WHAT THE TASK REQUIRES
Would you write out the listing verbatim and skip every picture in it?

Structured figure records:
######
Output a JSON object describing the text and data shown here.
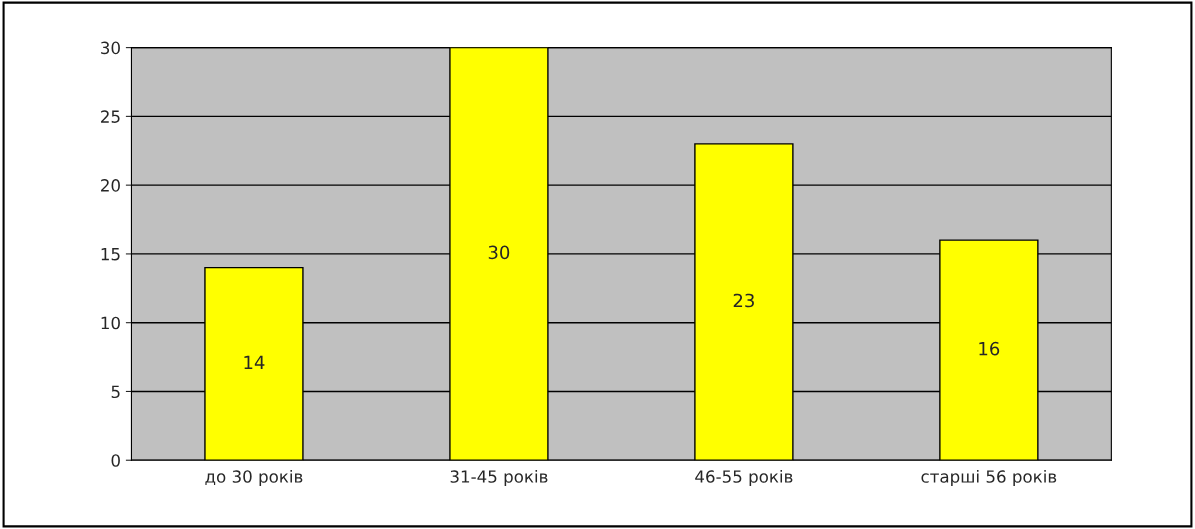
{
  "chart_data": {
    "type": "bar",
    "categories": [
      "до 30 років",
      "31-45 років",
      "46-55 років",
      "старші 56 років"
    ],
    "values": [
      14,
      30,
      23,
      16
    ],
    "color": "#ffff00",
    "ylim": [
      0,
      30
    ],
    "yticks": [
      0,
      5,
      10,
      15,
      20,
      25,
      30
    ],
    "grid": "y",
    "data_labels": true,
    "legend": false
  }
}
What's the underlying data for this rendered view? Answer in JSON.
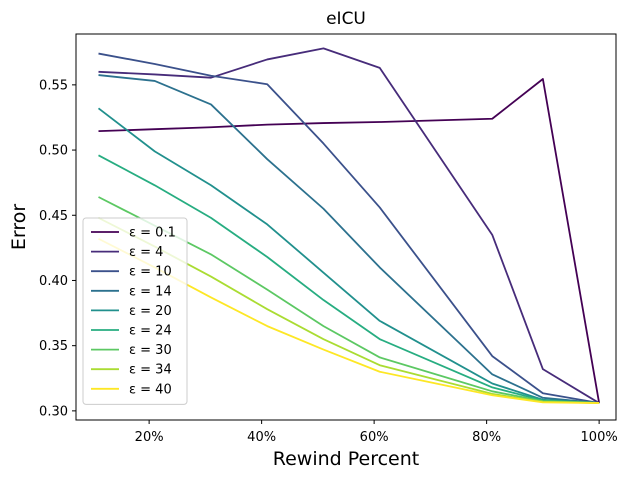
######
WRITTEN ANSWER
Output a JSON object describing the text and data shown here.
{
  "chart_data": {
    "type": "bar",
    "categories": [
      "до 30 років",
      "31-45 років",
      "46-55 років",
      "старші 56 років"
    ],
    "values": [
      14,
      30,
      23,
      16
    ],
    "color": "#ffff00",
    "ylim": [
      0,
      30
    ],
    "yticks": [
      0,
      5,
      10,
      15,
      20,
      25,
      30
    ],
    "grid": "y",
    "data_labels": true,
    "legend": false
  }
}
What's the underlying data for this rendered view? Answer in JSON.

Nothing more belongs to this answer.